_The problem_.
Retype exactly the lines from the line with "OCR this image." to the end of the data, keeping both boundary lines.

##### Given entries #####

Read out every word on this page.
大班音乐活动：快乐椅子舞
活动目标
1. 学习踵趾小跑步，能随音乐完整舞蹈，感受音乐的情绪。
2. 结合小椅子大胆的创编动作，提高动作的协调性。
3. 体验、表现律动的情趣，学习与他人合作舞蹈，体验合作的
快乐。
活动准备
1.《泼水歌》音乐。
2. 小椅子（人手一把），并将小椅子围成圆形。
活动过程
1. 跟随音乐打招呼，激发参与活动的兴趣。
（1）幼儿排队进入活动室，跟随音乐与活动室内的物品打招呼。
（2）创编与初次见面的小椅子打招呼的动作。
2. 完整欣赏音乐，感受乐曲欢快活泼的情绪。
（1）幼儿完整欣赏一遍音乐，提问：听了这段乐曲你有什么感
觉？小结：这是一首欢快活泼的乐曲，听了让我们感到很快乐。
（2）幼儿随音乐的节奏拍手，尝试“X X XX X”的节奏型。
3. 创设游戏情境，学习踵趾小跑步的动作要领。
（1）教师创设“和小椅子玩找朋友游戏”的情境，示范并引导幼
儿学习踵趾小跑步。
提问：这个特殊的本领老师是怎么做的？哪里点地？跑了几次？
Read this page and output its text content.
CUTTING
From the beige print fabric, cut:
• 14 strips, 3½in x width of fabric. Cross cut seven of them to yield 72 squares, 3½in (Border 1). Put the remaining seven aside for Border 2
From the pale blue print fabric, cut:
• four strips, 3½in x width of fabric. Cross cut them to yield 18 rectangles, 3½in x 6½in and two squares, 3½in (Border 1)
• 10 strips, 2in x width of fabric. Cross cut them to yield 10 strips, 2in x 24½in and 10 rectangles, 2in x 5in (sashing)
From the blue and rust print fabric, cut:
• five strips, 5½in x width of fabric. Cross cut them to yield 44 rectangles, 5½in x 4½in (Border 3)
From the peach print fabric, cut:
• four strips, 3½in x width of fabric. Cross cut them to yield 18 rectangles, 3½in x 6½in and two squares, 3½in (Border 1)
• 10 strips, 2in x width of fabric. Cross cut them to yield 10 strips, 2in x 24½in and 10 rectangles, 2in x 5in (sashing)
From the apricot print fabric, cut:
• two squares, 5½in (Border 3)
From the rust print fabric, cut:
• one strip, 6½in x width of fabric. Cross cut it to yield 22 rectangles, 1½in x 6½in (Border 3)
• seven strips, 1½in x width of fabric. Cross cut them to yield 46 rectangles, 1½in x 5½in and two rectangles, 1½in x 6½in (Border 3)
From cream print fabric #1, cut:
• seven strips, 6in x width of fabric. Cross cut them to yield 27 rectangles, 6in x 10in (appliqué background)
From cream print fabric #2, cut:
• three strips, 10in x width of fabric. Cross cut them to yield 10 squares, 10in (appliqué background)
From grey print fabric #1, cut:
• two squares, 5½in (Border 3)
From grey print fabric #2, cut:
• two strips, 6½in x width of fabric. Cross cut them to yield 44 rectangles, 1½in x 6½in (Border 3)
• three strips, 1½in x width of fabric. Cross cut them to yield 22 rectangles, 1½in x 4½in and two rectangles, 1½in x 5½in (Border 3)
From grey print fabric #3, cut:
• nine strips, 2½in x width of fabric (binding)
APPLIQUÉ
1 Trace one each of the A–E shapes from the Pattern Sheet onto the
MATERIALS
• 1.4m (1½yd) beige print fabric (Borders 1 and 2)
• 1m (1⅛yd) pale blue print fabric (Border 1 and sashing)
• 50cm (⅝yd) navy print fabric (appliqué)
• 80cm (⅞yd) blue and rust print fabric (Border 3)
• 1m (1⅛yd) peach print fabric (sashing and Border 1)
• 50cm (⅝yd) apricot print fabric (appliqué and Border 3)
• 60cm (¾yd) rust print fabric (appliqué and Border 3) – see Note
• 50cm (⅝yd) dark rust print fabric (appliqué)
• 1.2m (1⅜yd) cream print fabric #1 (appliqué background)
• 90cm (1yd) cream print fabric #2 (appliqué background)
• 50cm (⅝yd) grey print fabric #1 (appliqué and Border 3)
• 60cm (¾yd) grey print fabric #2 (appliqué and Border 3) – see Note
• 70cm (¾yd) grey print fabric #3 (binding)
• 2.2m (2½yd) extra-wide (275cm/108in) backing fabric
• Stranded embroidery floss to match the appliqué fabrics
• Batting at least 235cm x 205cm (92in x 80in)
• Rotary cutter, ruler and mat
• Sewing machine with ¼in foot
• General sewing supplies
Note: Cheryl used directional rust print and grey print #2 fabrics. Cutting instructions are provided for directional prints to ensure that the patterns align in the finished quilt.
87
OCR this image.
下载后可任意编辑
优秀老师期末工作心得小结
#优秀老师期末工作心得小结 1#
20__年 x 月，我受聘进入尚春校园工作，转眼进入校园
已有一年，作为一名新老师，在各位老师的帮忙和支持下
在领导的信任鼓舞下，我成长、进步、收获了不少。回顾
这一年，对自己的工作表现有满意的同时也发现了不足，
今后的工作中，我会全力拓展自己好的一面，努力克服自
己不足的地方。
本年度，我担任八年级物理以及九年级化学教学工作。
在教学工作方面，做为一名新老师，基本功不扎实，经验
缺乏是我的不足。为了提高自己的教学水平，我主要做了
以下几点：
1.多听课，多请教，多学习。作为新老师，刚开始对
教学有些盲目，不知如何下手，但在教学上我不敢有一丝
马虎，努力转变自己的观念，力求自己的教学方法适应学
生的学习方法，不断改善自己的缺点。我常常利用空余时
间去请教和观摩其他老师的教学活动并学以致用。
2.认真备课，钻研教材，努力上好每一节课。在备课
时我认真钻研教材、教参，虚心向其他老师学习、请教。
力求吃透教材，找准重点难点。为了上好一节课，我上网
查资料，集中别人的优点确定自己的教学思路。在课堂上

#####

_Result for this task_.
OCR this image.
下载后可任意编辑
优秀老师期末工作心得小结
#优秀老师期末工作心得小结 1#
20__年 x 月，我受聘进入尚春校园工作，转眼进入校园
已有一年，作为一名新老师，在各位老师的帮忙和支持下
在领导的信任鼓舞下，我成长、进步、收获了不少。回顾
这一年，对自己的工作表现有满意的同时也发现了不足，
今后的工作中，我会全力拓展自己好的一面，努力克服自
己不足的地方。
本年度，我担任八年级物理以及九年级化学教学工作。
在教学工作方面，做为一名新老师，基本功不扎实，经验
缺乏是我的不足。为了提高自己的教学水平，我主要做了
以下几点：
1.多听课，多请教，多学习。作为新老师，刚开始对
教学有些盲目，不知如何下手，但在教学上我不敢有一丝
马虎，努力转变自己的观念，力求自己的教学方法适应学
生的学习方法，不断改善自己的缺点。我常常利用空余时
间去请教和观摩其他老师的教学活动并学以致用。
2.认真备课，钻研教材，努力上好每一节课。在备课
时我认真钻研教材、教参，虚心向其他老师学习、请教。
力求吃透教材，找准重点难点。为了上好一节课，我上网
查资料，集中别人的优点确定自己的教学思路。在课堂上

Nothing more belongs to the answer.